Lines of data:
Start

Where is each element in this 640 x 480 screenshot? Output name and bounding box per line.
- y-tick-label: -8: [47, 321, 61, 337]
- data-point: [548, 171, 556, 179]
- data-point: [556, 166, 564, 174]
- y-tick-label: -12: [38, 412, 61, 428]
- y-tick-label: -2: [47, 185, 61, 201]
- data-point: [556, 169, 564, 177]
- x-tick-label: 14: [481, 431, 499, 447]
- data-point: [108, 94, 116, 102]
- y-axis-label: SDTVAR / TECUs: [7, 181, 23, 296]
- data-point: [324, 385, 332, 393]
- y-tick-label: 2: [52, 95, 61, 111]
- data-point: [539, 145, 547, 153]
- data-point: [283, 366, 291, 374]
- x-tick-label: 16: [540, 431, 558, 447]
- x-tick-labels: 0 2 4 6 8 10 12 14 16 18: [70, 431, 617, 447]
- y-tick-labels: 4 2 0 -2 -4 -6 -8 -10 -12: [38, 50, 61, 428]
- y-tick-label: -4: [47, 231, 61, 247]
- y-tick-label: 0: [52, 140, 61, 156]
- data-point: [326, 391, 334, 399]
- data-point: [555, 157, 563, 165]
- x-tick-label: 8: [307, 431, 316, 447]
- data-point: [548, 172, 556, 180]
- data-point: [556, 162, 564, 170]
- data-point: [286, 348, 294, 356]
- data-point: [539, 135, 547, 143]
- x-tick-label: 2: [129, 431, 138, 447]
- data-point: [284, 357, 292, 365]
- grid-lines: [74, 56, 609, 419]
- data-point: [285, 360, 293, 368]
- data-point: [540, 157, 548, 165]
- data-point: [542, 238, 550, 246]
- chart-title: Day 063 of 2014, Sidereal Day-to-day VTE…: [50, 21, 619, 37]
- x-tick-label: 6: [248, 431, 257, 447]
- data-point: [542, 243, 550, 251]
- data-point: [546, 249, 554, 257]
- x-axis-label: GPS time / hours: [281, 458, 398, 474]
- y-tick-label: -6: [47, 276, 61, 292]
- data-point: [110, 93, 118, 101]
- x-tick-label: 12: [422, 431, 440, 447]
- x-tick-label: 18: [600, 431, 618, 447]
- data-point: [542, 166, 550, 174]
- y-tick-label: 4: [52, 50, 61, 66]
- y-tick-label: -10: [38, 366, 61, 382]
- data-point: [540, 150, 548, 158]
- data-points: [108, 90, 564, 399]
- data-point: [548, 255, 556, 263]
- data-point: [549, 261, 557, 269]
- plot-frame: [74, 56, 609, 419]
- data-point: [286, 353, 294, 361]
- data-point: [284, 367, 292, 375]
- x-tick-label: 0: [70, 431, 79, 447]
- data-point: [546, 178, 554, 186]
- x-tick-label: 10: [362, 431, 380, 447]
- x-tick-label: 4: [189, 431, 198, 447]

End

■ **REQUIRED TASK**
Copy every line of the records above word for word, keeping them in the same order.

■ **ANSWER TO THE TASK**
Where is each element in this 640 x 480 screenshot? Output name and bounding box per line.
- y-tick-label: -8: [47, 321, 61, 337]
- data-point: [548, 171, 556, 179]
- data-point: [556, 166, 564, 174]
- y-tick-label: -12: [38, 412, 61, 428]
- y-tick-label: -2: [47, 185, 61, 201]
- data-point: [556, 169, 564, 177]
- x-tick-label: 14: [481, 431, 499, 447]
- data-point: [108, 94, 116, 102]
- y-axis-label: SDTVAR / TECUs: [7, 181, 23, 296]
- data-point: [324, 385, 332, 393]
- y-tick-label: 2: [52, 95, 61, 111]
- data-point: [539, 145, 547, 153]
- data-point: [283, 366, 291, 374]
- x-tick-label: 16: [540, 431, 558, 447]
- x-tick-labels: 0 2 4 6 8 10 12 14 16 18: [70, 431, 617, 447]
- y-tick-labels: 4 2 0 -2 -4 -6 -8 -10 -12: [38, 50, 61, 428]
- y-tick-label: -4: [47, 231, 61, 247]
- y-tick-label: 0: [52, 140, 61, 156]
- data-point: [326, 391, 334, 399]
- data-point: [555, 157, 563, 165]
- x-tick-label: 8: [307, 431, 316, 447]
- data-point: [548, 172, 556, 180]
- data-point: [556, 162, 564, 170]
- data-point: [286, 348, 294, 356]
- data-point: [539, 135, 547, 143]
- x-tick-label: 2: [129, 431, 138, 447]
- data-point: [284, 357, 292, 365]
- grid-lines: [74, 56, 609, 419]
- data-point: [285, 360, 293, 368]
- data-point: [540, 157, 548, 165]
- data-point: [542, 238, 550, 246]
- chart-title: Day 063 of 2014, Sidereal Day-to-day VTE…: [50, 21, 619, 37]
- x-tick-label: 6: [248, 431, 257, 447]
- data-point: [542, 243, 550, 251]
- data-point: [546, 249, 554, 257]
- x-axis-label: GPS time / hours: [281, 458, 398, 474]
- y-tick-label: -6: [47, 276, 61, 292]
- data-point: [110, 93, 118, 101]
- x-tick-label: 12: [422, 431, 440, 447]
- x-tick-label: 18: [600, 431, 618, 447]
- data-point: [542, 166, 550, 174]
- y-tick-label: 4: [52, 50, 61, 66]
- y-tick-label: -10: [38, 366, 61, 382]
- data-point: [540, 150, 548, 158]
- data-points: [108, 90, 564, 399]
- data-point: [548, 255, 556, 263]
- data-point: [549, 261, 557, 269]
- plot-frame: [74, 56, 609, 419]
- data-point: [286, 353, 294, 361]
- data-point: [284, 367, 292, 375]
- x-tick-label: 0: [70, 431, 79, 447]
- data-point: [546, 178, 554, 186]
- x-tick-label: 10: [362, 431, 380, 447]
- x-tick-label: 4: [189, 431, 198, 447]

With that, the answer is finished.